Exercise material:
(begin)

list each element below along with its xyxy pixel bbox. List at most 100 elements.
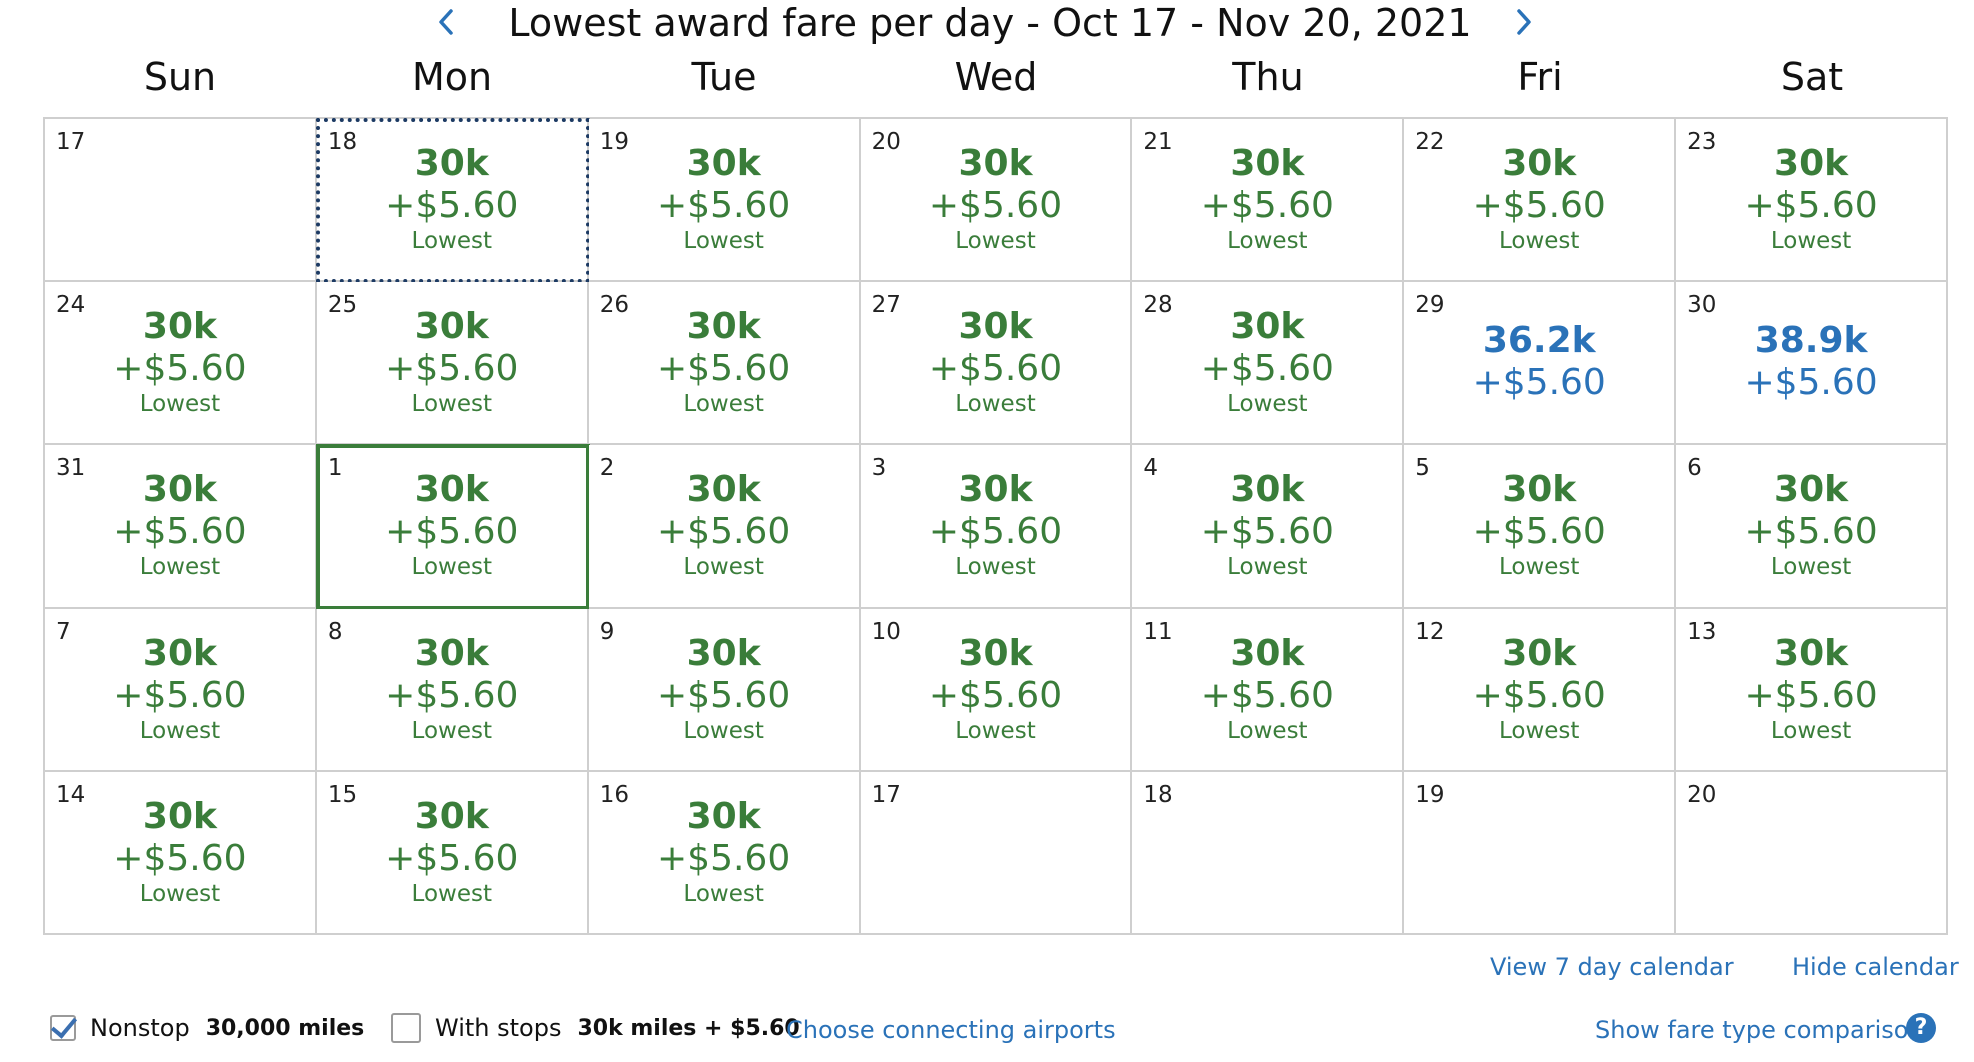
calendar-day-cell[interactable]: 9 30k +$5.60 Lowest: [588, 608, 861, 772]
fare-lowest-label: Lowest: [1227, 717, 1308, 744]
calendar-day-cell[interactable]: 19: [1404, 771, 1677, 935]
with-stops-checkbox[interactable]: [391, 1013, 421, 1043]
calendar-day-cell[interactable]: 10 30k +$5.60 Lowest: [860, 608, 1133, 772]
calendar-day-cell[interactable]: 8 30k +$5.60 Lowest: [316, 608, 589, 772]
fare-fee: +$5.60: [113, 348, 247, 390]
calendar-day-cell[interactable]: 12 30k +$5.60 Lowest: [1404, 608, 1677, 772]
day-number: 18: [327, 129, 358, 155]
calendar-day-cell[interactable]: 11 30k +$5.60 Lowest: [1132, 608, 1405, 772]
fare-lowest-label: Lowest: [1770, 717, 1852, 744]
fare-lowest-label: Lowest: [411, 717, 492, 744]
fare-fee: +$5.60: [385, 185, 519, 226]
fare-miles: 30k: [1230, 469, 1305, 511]
fare-miles: 30k: [1230, 306, 1305, 348]
calendar-day-cell[interactable]: 6 30k +$5.60 Lowest: [1676, 445, 1948, 609]
fare-info: 30k +$5.60 Lowest: [317, 306, 587, 418]
fare-lowest-label: Lowest: [1227, 554, 1308, 581]
calendar-day-cell[interactable]: 17: [45, 119, 317, 283]
calendar-day-cell[interactable]: 14 30k +$5.60 Lowest: [45, 771, 317, 935]
fare-fee: +$5.60: [1744, 674, 1878, 716]
calendar-day-cell[interactable]: 4 30k +$5.60 Lowest: [1132, 445, 1405, 609]
calendar-day-cell[interactable]: 2 30k +$5.60 Lowest: [588, 445, 861, 609]
fare-fee: +$5.60: [657, 674, 791, 716]
hide-calendar-link[interactable]: Hide calendar: [1792, 953, 1959, 981]
fare-fee: +$5.60: [385, 837, 519, 879]
calendar-title: Lowest award fare per day - Oct 17 - Nov…: [508, 1, 1472, 45]
calendar-day-cell[interactable]: 19 30k +$5.60 Lowest: [588, 119, 861, 283]
fare-lowest-label: Lowest: [683, 554, 764, 581]
calendar-day-cell[interactable]: 5 30k +$5.60 Lowest: [1404, 445, 1677, 609]
calendar-day-cell[interactable]: 17: [860, 771, 1133, 935]
calendar-day-cell[interactable]: 3 30k +$5.60 Lowest: [860, 445, 1133, 609]
fare-fee: +$5.60: [1200, 674, 1334, 716]
fare-info: 30k +$5.60 Lowest: [1676, 469, 1946, 581]
fare-fee: +$5.60: [1200, 511, 1334, 553]
fare-fee: +$5.60: [113, 674, 247, 716]
day-number: 15: [327, 781, 358, 808]
calendar-day-cell[interactable]: 27 30k +$5.60 Lowest: [860, 282, 1133, 446]
day-number: 19: [599, 129, 629, 155]
fare-info: 30k +$5.60 Lowest: [317, 469, 587, 581]
question-circle-icon[interactable]: ?: [1906, 1013, 1936, 1043]
fare-miles: 30k: [142, 469, 217, 511]
calendar-day-cell[interactable]: 31 30k +$5.60 Lowest: [45, 445, 317, 609]
calendar-day-cell[interactable]: 16 30k +$5.60 Lowest: [588, 771, 861, 935]
fare-lowest-label: Lowest: [955, 554, 1036, 581]
calendar-day-cell[interactable]: 18 30k +$5.60 Lowest: [315, 117, 590, 284]
calendar-day-cell[interactable]: 7 30k +$5.60 Lowest: [45, 608, 317, 772]
day-number: 1: [327, 455, 343, 482]
choose-connecting-airports-link[interactable]: Choose connecting airports: [786, 1016, 1116, 1044]
day-number: 10: [871, 618, 901, 645]
fare-fee: +$5.60: [1200, 348, 1334, 390]
calendar-day-cell[interactable]: 20: [1676, 771, 1948, 935]
calendar-day-cell[interactable]: 28 30k +$5.60 Lowest: [1132, 282, 1405, 446]
calendar-day-cell[interactable]: 23 30k +$5.60 Lowest: [1676, 119, 1948, 283]
fare-info: 30k +$5.60 Lowest: [45, 796, 315, 908]
previous-month-button[interactable]: [426, 2, 466, 42]
fare-lowest-label: Lowest: [411, 391, 492, 418]
calendar-day-cell[interactable]: 18: [1132, 771, 1405, 935]
fare-info: 30k +$5.60 Lowest: [45, 633, 315, 745]
calendar-day-cell[interactable]: 21 30k +$5.60 Lowest: [1132, 119, 1405, 283]
nonstop-checkbox[interactable]: [50, 1015, 76, 1041]
fare-lowest-label: Lowest: [1498, 228, 1580, 254]
fare-info: 30k +$5.60 Lowest: [589, 306, 859, 418]
calendar-day-cell[interactable]: 13 30k +$5.60 Lowest: [1676, 608, 1948, 772]
nonstop-option: Nonstop 30,000 miles: [50, 1010, 364, 1046]
fare-lowest-label: Lowest: [139, 717, 221, 744]
fare-lowest-label: Lowest: [139, 880, 221, 907]
fare-miles: 30k: [1502, 632, 1577, 674]
fare-fee: +$5.60: [928, 348, 1063, 390]
day-number: 19: [1415, 781, 1445, 808]
view-7-day-calendar-link[interactable]: View 7 day calendar: [1490, 953, 1734, 981]
calendar-day-cell[interactable]: 25 30k +$5.60 Lowest: [316, 282, 589, 446]
fare-fee: +$5.60: [1472, 362, 1606, 404]
calendar-day-cell[interactable]: 22 30k +$5.60 Lowest: [1404, 119, 1677, 283]
fare-info: 30k +$5.60 Lowest: [317, 143, 587, 255]
next-month-button[interactable]: [1504, 2, 1544, 42]
day-number: 25: [327, 292, 358, 319]
calendar-day-cell[interactable]: 29 36.2k +$5.60: [1404, 282, 1677, 446]
calendar-day-cell[interactable]: 15 30k +$5.60 Lowest: [316, 771, 589, 935]
fare-lowest-label: Lowest: [955, 717, 1036, 744]
calendar-day-cell[interactable]: 20 30k +$5.60 Lowest: [860, 119, 1133, 283]
day-number: 17: [871, 781, 901, 808]
day-number: 6: [1687, 455, 1702, 482]
fare-info: 30k +$5.60 Lowest: [1404, 143, 1674, 255]
fare-fee: +$5.60: [928, 674, 1063, 716]
fare-miles: 30k: [1774, 143, 1849, 184]
calendar-day-cell[interactable]: 30 38.9k +$5.60: [1676, 282, 1948, 446]
show-fare-type-comparison-link[interactable]: Show fare type comparison: [1595, 1016, 1924, 1044]
calendar-day-cell[interactable]: 26 30k +$5.60 Lowest: [588, 282, 861, 446]
calendar-day-cell[interactable]: 1 30k +$5.60 Lowest: [315, 444, 590, 610]
fare-miles: 30k: [414, 469, 489, 511]
weekday-thu: Thu: [1232, 55, 1304, 99]
weekday-wed: Wed: [954, 55, 1038, 99]
calendar-day-cell[interactable]: 24 30k +$5.60 Lowest: [45, 282, 317, 446]
day-number: 20: [871, 129, 901, 155]
fare-fee: +$5.60: [1744, 185, 1878, 226]
fare-fee: +$5.60: [928, 185, 1063, 226]
fare-lowest-label: Lowest: [1770, 554, 1852, 581]
fare-fee: +$5.60: [928, 511, 1063, 553]
fare-miles: 30k: [686, 469, 761, 511]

(end)

Exercise goal:
Reproduce every line of the data above word for word, but leave out the picture.

Output of the exercise:
list each element below along with its xyxy pixel bbox. List at most 100 elements.
calendar-day-cell[interactable]: 9 30k +$5.60 Lowest: [588, 608, 861, 772]
fare-lowest-label: Lowest: [1227, 717, 1308, 744]
calendar-day-cell[interactable]: 19: [1404, 771, 1677, 935]
with-stops-checkbox[interactable]: [391, 1013, 421, 1043]
calendar-day-cell[interactable]: 10 30k +$5.60 Lowest: [860, 608, 1133, 772]
calendar-day-cell[interactable]: 8 30k +$5.60 Lowest: [316, 608, 589, 772]
fare-fee: +$5.60: [113, 348, 247, 390]
calendar-day-cell[interactable]: 12 30k +$5.60 Lowest: [1404, 608, 1677, 772]
day-number: 18: [327, 129, 358, 155]
calendar-day-cell[interactable]: 11 30k +$5.60 Lowest: [1132, 608, 1405, 772]
fare-lowest-label: Lowest: [1770, 717, 1852, 744]
fare-lowest-label: Lowest: [411, 717, 492, 744]
fare-fee: +$5.60: [385, 185, 519, 226]
fare-miles: 30k: [1230, 469, 1305, 511]
fare-miles: 30k: [1230, 306, 1305, 348]
calendar-day-cell[interactable]: 6 30k +$5.60 Lowest: [1676, 445, 1948, 609]
fare-info: 30k +$5.60 Lowest: [317, 306, 587, 418]
fare-lowest-label: Lowest: [1227, 554, 1308, 581]
calendar-day-cell[interactable]: 17: [45, 119, 317, 283]
calendar-day-cell[interactable]: 14 30k +$5.60 Lowest: [45, 771, 317, 935]
fare-fee: +$5.60: [1744, 674, 1878, 716]
calendar-day-cell[interactable]: 4 30k +$5.60 Lowest: [1132, 445, 1405, 609]
calendar-day-cell[interactable]: 2 30k +$5.60 Lowest: [588, 445, 861, 609]
fare-fee: +$5.60: [657, 674, 791, 716]
hide-calendar-link[interactable]: Hide calendar: [1792, 953, 1959, 981]
fare-fee: +$5.60: [385, 837, 519, 879]
calendar-title: Lowest award fare per day - Oct 17 - Nov…: [508, 1, 1472, 45]
calendar-day-cell[interactable]: 19 30k +$5.60 Lowest: [588, 119, 861, 283]
fare-lowest-label: Lowest: [683, 554, 764, 581]
calendar-day-cell[interactable]: 5 30k +$5.60 Lowest: [1404, 445, 1677, 609]
calendar-day-cell[interactable]: 17: [860, 771, 1133, 935]
calendar-day-cell[interactable]: 3 30k +$5.60 Lowest: [860, 445, 1133, 609]
fare-fee: +$5.60: [1200, 674, 1334, 716]
fare-info: 30k +$5.60 Lowest: [1676, 469, 1946, 581]
fare-fee: +$5.60: [1200, 511, 1334, 553]
fare-fee: +$5.60: [113, 674, 247, 716]
day-number: 15: [327, 781, 358, 808]
calendar-day-cell[interactable]: 27 30k +$5.60 Lowest: [860, 282, 1133, 446]
day-number: 19: [599, 129, 629, 155]
fare-info: 30k +$5.60 Lowest: [317, 469, 587, 581]
question-circle-icon[interactable]: ?: [1906, 1013, 1936, 1043]
fare-miles: 30k: [142, 469, 217, 511]
calendar-day-cell[interactable]: 31 30k +$5.60 Lowest: [45, 445, 317, 609]
calendar-day-cell[interactable]: 16 30k +$5.60 Lowest: [588, 771, 861, 935]
fare-lowest-label: Lowest: [955, 554, 1036, 581]
calendar-day-cell[interactable]: 18 30k +$5.60 Lowest: [315, 117, 590, 284]
calendar-day-cell[interactable]: 7 30k +$5.60 Lowest: [45, 608, 317, 772]
day-number: 1: [327, 455, 343, 482]
choose-connecting-airports-link[interactable]: Choose connecting airports: [786, 1016, 1116, 1044]
day-number: 10: [871, 618, 901, 645]
fare-fee: +$5.60: [1200, 348, 1334, 390]
calendar-day-cell[interactable]: 20: [1676, 771, 1948, 935]
calendar-day-cell[interactable]: 28 30k +$5.60 Lowest: [1132, 282, 1405, 446]
calendar-day-cell[interactable]: 23 30k +$5.60 Lowest: [1676, 119, 1948, 283]
fare-info: 30k +$5.60 Lowest: [45, 796, 315, 908]
previous-month-button[interactable]: [426, 2, 466, 42]
fare-lowest-label: Lowest: [411, 391, 492, 418]
calendar-day-cell[interactable]: 18: [1132, 771, 1405, 935]
fare-info: 30k +$5.60 Lowest: [45, 633, 315, 745]
calendar-day-cell[interactable]: 21 30k +$5.60 Lowest: [1132, 119, 1405, 283]
nonstop-checkbox[interactable]: [50, 1015, 76, 1041]
fare-lowest-label: Lowest: [1498, 228, 1580, 254]
fare-info: 30k +$5.60 Lowest: [589, 306, 859, 418]
calendar-day-cell[interactable]: 13 30k +$5.60 Lowest: [1676, 608, 1948, 772]
nonstop-option: Nonstop 30,000 miles: [50, 1010, 364, 1046]
fare-lowest-label: Lowest: [139, 717, 221, 744]
fare-lowest-label: Lowest: [139, 880, 221, 907]
fare-miles: 30k: [1502, 632, 1577, 674]
fare-fee: +$5.60: [928, 348, 1063, 390]
day-number: 19: [1415, 781, 1445, 808]
view-7-day-calendar-link[interactable]: View 7 day calendar: [1490, 953, 1734, 981]
calendar-day-cell[interactable]: 25 30k +$5.60 Lowest: [316, 282, 589, 446]
fare-fee: +$5.60: [1472, 362, 1606, 404]
calendar-day-cell[interactable]: 22 30k +$5.60 Lowest: [1404, 119, 1677, 283]
fare-info: 30k +$5.60 Lowest: [317, 143, 587, 255]
next-month-button[interactable]: [1504, 2, 1544, 42]
day-number: 25: [327, 292, 358, 319]
calendar-day-cell[interactable]: 29 36.2k +$5.60: [1404, 282, 1677, 446]
calendar-day-cell[interactable]: 15 30k +$5.60 Lowest: [316, 771, 589, 935]
fare-lowest-label: Lowest: [955, 717, 1036, 744]
calendar-day-cell[interactable]: 20 30k +$5.60 Lowest: [860, 119, 1133, 283]
day-number: 17: [871, 781, 901, 808]
day-number: 6: [1687, 455, 1702, 482]
fare-info: 30k +$5.60 Lowest: [1404, 143, 1674, 255]
fare-fee: +$5.60: [928, 674, 1063, 716]
fare-miles: 30k: [1774, 143, 1849, 184]
calendar-day-cell[interactable]: 30 38.9k +$5.60: [1676, 282, 1948, 446]
show-fare-type-comparison-link[interactable]: Show fare type comparison: [1595, 1016, 1924, 1044]
calendar-day-cell[interactable]: 26 30k +$5.60 Lowest: [588, 282, 861, 446]
calendar-day-cell[interactable]: 1 30k +$5.60 Lowest: [315, 444, 590, 610]
fare-miles: 30k: [414, 469, 489, 511]
weekday-thu: Thu: [1232, 55, 1304, 99]
weekday-wed: Wed: [954, 55, 1038, 99]
calendar-day-cell[interactable]: 24 30k +$5.60 Lowest: [45, 282, 317, 446]
day-number: 20: [871, 129, 901, 155]
fare-fee: +$5.60: [1744, 185, 1878, 226]
fare-fee: +$5.60: [928, 185, 1063, 226]
fare-lowest-label: Lowest: [1770, 554, 1852, 581]
fare-fee: +$5.60: [928, 511, 1063, 553]
fare-miles: 30k: [686, 469, 761, 511]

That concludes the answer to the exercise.